Items from a dataset

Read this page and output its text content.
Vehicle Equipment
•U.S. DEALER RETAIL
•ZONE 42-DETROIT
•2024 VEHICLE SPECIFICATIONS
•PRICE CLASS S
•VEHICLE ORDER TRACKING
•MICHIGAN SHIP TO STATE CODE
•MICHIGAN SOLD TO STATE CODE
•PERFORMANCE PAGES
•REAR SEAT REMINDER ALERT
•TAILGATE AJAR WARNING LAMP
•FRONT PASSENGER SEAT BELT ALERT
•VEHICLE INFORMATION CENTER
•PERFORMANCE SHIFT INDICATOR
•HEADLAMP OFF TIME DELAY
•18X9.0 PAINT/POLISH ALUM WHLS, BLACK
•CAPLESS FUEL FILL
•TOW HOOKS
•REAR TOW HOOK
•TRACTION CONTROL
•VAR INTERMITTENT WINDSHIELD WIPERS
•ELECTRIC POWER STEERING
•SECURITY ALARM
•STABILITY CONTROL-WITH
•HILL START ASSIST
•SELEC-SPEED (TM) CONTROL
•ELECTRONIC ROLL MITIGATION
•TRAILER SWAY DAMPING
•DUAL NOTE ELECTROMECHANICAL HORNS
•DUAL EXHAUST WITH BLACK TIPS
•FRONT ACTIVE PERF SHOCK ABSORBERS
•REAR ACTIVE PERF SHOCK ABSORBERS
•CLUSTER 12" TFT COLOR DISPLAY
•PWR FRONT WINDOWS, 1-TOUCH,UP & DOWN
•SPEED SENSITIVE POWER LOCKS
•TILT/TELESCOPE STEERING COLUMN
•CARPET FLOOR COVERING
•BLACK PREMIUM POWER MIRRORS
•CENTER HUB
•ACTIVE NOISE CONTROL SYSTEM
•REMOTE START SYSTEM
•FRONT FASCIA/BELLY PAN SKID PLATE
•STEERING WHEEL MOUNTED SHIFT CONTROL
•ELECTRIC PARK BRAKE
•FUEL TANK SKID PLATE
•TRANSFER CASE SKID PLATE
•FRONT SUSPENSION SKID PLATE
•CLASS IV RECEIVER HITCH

__Task directions__:
Go through the material above line by line and copy it exactly.

__Worked solution__:
Read this page and output its text content.
Vehicle Equipment
•U.S. DEALER RETAIL
•ZONE 42-DETROIT
•2024 VEHICLE SPECIFICATIONS
•PRICE CLASS S
•VEHICLE ORDER TRACKING
•MICHIGAN SHIP TO STATE CODE
•MICHIGAN SOLD TO STATE CODE
•PERFORMANCE PAGES
•REAR SEAT REMINDER ALERT
•TAILGATE AJAR WARNING LAMP
•FRONT PASSENGER SEAT BELT ALERT
•VEHICLE INFORMATION CENTER
•PERFORMANCE SHIFT INDICATOR
•HEADLAMP OFF TIME DELAY
•18X9.0 PAINT/POLISH ALUM WHLS, BLACK
•CAPLESS FUEL FILL
•TOW HOOKS
•REAR TOW HOOK
•TRACTION CONTROL
•VAR INTERMITTENT WINDSHIELD WIPERS
•ELECTRIC POWER STEERING
•SECURITY ALARM
•STABILITY CONTROL-WITH
•HILL START ASSIST
•SELEC-SPEED (TM) CONTROL
•ELECTRONIC ROLL MITIGATION
•TRAILER SWAY DAMPING
•DUAL NOTE ELECTROMECHANICAL HORNS
•DUAL EXHAUST WITH BLACK TIPS
•FRONT ACTIVE PERF SHOCK ABSORBERS
•REAR ACTIVE PERF SHOCK ABSORBERS
•CLUSTER 12" TFT COLOR DISPLAY
•PWR FRONT WINDOWS, 1-TOUCH,UP & DOWN
•SPEED SENSITIVE POWER LOCKS
•TILT/TELESCOPE STEERING COLUMN
•CARPET FLOOR COVERING
•BLACK PREMIUM POWER MIRRORS
•CENTER HUB
•ACTIVE NOISE CONTROL SYSTEM
•REMOTE START SYSTEM
•FRONT FASCIA/BELLY PAN SKID PLATE
•STEERING WHEEL MOUNTED SHIFT CONTROL
•ELECTRIC PARK BRAKE
•FUEL TANK SKID PLATE
•TRANSFER CASE SKID PLATE
•FRONT SUSPENSION SKID PLATE
•CLASS IV RECEIVER HITCH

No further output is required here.